[Collected data entries]
__________
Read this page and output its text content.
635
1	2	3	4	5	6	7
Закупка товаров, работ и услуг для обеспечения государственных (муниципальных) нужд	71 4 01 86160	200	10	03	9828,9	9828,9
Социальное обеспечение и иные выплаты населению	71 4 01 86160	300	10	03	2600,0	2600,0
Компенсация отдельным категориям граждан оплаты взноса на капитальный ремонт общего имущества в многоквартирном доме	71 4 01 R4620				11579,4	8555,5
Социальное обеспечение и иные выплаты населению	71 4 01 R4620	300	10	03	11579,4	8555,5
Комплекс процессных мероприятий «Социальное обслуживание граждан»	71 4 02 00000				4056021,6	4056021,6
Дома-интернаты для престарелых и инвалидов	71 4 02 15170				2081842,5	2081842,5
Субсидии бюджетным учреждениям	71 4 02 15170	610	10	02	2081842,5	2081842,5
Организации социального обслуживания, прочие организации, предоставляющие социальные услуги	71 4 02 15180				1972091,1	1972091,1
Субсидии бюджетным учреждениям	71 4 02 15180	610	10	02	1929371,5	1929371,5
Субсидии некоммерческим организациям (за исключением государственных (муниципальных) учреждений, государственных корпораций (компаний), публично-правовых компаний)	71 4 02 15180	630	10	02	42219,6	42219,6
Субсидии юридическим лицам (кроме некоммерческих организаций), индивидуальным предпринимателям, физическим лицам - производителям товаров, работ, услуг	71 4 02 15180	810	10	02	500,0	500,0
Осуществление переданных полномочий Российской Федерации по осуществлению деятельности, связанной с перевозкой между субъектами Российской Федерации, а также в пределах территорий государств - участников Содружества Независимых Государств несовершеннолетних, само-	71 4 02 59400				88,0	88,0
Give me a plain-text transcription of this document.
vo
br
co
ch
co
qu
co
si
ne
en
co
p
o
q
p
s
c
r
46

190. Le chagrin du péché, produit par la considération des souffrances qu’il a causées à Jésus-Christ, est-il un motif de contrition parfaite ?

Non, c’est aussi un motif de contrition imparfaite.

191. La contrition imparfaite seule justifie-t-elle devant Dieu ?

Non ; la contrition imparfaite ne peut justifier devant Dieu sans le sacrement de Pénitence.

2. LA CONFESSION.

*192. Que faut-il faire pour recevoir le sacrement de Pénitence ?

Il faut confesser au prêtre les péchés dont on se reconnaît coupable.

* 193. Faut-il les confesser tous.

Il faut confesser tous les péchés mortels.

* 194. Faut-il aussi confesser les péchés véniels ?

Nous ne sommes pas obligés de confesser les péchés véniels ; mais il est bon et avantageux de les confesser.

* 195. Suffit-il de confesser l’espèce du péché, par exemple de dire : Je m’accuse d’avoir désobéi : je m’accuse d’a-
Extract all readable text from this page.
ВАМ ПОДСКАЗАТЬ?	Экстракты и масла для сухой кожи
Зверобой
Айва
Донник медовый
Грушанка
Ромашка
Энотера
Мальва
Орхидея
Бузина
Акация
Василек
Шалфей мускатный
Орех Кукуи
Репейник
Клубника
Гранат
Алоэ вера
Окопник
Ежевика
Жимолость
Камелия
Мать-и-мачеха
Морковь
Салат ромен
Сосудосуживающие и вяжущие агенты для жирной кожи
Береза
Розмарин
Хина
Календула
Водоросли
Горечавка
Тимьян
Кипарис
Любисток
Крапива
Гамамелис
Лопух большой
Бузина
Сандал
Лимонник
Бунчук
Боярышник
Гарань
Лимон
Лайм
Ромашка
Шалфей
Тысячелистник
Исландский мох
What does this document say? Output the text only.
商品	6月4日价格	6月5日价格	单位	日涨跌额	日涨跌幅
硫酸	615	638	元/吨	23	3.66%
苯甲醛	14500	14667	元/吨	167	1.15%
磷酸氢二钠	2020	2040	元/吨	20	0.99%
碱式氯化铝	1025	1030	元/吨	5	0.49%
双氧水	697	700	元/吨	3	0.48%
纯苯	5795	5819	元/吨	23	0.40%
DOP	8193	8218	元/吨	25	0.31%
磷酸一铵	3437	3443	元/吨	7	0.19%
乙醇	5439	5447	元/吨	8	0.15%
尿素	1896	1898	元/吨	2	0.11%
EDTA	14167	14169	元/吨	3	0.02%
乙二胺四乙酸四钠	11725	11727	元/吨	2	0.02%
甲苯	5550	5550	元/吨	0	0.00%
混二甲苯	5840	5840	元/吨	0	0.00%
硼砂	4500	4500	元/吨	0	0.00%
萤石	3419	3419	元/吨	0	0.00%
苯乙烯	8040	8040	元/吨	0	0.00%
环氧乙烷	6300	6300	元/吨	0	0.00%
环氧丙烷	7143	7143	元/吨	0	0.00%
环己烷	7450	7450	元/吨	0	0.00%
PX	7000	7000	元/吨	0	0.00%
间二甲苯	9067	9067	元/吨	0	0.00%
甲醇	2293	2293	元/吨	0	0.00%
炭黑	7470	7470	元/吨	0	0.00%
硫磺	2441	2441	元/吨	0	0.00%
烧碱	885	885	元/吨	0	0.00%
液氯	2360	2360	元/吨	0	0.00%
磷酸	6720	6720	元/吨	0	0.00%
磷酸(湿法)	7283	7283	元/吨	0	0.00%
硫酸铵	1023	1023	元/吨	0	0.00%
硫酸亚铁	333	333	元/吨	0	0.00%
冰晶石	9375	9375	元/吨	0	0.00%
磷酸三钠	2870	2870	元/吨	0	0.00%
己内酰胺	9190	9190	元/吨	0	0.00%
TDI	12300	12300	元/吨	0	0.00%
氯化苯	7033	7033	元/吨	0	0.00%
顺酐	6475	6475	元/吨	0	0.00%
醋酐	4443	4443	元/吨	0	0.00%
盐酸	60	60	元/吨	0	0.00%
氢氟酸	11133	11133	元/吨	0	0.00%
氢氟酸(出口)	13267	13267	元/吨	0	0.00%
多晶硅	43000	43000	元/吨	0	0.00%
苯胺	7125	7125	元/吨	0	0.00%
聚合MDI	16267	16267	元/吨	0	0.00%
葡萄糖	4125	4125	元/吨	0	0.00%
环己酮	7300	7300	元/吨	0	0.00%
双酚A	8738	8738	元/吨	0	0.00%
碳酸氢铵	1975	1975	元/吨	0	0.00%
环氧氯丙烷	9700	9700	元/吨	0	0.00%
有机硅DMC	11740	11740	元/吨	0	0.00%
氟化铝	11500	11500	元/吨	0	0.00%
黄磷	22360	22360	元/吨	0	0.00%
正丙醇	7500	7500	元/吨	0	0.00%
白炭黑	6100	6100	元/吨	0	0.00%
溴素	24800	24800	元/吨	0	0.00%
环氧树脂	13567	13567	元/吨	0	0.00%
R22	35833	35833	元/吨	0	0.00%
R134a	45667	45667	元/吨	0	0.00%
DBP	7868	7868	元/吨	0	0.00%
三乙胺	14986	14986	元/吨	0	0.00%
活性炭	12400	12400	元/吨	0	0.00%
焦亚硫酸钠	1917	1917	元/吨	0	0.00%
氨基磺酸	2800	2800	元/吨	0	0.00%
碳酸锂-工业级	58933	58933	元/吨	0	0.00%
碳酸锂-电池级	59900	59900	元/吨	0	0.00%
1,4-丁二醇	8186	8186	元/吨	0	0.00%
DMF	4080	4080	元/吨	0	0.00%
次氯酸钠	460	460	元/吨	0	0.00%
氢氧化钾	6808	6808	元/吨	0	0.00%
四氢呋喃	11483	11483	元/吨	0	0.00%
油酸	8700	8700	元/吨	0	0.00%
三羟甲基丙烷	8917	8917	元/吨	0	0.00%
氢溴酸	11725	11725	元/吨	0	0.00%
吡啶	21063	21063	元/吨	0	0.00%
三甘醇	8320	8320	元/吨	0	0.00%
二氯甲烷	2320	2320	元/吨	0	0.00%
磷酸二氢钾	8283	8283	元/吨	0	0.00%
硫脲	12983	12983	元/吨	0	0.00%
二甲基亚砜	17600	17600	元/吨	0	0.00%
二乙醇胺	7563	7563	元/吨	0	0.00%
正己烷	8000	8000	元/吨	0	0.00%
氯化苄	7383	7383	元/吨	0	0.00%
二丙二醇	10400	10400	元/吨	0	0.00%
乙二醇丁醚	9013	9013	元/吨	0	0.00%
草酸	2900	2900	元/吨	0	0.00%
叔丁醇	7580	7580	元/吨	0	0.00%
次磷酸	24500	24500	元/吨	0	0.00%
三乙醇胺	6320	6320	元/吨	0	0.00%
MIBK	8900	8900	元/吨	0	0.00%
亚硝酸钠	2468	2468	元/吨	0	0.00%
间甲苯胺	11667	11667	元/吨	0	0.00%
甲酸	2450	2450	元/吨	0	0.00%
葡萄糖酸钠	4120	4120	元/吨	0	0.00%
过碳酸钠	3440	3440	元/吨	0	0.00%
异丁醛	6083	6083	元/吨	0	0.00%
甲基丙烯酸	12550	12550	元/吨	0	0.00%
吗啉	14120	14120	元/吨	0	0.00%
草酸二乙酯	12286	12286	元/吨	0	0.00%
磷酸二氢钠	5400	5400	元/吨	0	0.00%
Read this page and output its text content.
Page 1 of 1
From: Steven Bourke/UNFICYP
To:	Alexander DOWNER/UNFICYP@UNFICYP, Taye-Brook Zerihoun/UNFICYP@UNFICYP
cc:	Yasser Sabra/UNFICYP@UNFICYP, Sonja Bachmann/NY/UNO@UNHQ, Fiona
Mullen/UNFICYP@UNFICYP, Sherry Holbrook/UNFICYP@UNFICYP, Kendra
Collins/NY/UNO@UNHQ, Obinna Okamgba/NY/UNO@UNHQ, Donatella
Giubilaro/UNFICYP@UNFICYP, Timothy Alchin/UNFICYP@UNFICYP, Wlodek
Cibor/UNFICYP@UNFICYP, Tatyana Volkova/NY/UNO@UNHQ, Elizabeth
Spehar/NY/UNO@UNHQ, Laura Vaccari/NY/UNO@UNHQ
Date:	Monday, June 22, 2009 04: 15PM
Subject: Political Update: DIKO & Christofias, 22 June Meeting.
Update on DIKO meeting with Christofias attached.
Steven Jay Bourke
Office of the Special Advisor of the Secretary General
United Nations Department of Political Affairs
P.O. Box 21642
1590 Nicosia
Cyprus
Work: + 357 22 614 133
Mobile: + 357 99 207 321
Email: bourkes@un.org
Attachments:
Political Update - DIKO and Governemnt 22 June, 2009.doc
__________
AIM OF THE TASK =
Which lines contain the word "кожи"? Copy each one.

TASK ANSWER =
ВАМ ПОДСКАЗАТЬ?	Экстракты и масла для сухой кожи
Сосудосуживающие и вяжущие агенты для жирной кожи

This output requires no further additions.